EXERCISE: Will you quote all of the entries, word for word?

THE RECORDS:
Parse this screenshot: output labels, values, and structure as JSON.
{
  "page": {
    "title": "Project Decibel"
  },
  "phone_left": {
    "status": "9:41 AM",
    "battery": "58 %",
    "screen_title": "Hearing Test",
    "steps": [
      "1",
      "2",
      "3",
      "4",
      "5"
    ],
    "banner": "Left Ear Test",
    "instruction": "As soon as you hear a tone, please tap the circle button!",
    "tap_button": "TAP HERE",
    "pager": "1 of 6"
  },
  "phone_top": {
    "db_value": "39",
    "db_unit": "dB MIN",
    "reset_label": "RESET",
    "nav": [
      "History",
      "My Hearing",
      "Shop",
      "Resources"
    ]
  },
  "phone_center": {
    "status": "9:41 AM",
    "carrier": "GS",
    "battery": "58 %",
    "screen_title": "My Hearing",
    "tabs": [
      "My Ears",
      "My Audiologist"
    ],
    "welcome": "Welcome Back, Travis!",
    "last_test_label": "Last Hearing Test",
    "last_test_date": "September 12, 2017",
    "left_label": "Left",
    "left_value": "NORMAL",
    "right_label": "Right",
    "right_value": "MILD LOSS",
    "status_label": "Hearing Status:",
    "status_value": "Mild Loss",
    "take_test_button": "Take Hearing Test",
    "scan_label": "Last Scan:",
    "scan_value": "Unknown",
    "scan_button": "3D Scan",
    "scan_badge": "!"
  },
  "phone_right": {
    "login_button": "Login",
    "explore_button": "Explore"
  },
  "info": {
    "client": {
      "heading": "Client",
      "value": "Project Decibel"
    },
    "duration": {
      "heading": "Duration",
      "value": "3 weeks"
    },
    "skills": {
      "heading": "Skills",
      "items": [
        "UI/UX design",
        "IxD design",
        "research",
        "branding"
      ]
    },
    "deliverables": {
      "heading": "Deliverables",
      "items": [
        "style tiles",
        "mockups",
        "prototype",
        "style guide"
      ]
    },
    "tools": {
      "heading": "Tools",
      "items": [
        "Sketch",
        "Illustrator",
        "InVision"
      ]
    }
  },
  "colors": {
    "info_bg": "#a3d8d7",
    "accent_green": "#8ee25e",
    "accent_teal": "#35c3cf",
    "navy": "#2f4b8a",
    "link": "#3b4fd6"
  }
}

SOLUTION:
Parse this screenshot: output labels, values, and structure as JSON.
{
  "page": {
    "title": "Project Decibel"
  },
  "phone_left": {
    "status": "9:41 AM",
    "battery": "58 %",
    "screen_title": "Hearing Test",
    "steps": [
      "1",
      "2",
      "3",
      "4",
      "5"
    ],
    "banner": "Left Ear Test",
    "instruction": "As soon as you hear a tone, please tap the circle button!",
    "tap_button": "TAP HERE",
    "pager": "1 of 6"
  },
  "phone_top": {
    "db_value": "39",
    "db_unit": "dB MIN",
    "reset_label": "RESET",
    "nav": [
      "History",
      "My Hearing",
      "Shop",
      "Resources"
    ]
  },
  "phone_center": {
    "status": "9:41 AM",
    "carrier": "GS",
    "battery": "58 %",
    "screen_title": "My Hearing",
    "tabs": [
      "My Ears",
      "My Audiologist"
    ],
    "welcome": "Welcome Back, Travis!",
    "last_test_label": "Last Hearing Test",
    "last_test_date": "September 12, 2017",
    "left_label": "Left",
    "left_value": "NORMAL",
    "right_label": "Right",
    "right_value": "MILD LOSS",
    "status_label": "Hearing Status:",
    "status_value": "Mild Loss",
    "take_test_button": "Take Hearing Test",
    "scan_label": "Last Scan:",
    "scan_value": "Unknown",
    "scan_button": "3D Scan",
    "scan_badge": "!"
  },
  "phone_right": {
    "login_button": "Login",
    "explore_button": "Explore"
  },
  "info": {
    "client": {
      "heading": "Client",
      "value": "Project Decibel"
    },
    "duration": {
      "heading": "Duration",
      "value": "3 weeks"
    },
    "skills": {
      "heading": "Skills",
      "items": [
        "UI/UX design",
        "IxD design",
        "research",
        "branding"
      ]
    },
    "deliverables": {
      "heading": "Deliverables",
      "items": [
        "style tiles",
        "mockups",
        "prototype",
        "style guide"
      ]
    },
    "tools": {
      "heading": "Tools",
      "items": [
        "Sketch",
        "Illustrator",
        "InVision"
      ]
    }
  },
  "colors": {
    "info_bg": "#a3d8d7",
    "accent_green": "#8ee25e",
    "accent_teal": "#35c3cf",
    "navy": "#2f4b8a",
    "link": "#3b4fd6"
  }
}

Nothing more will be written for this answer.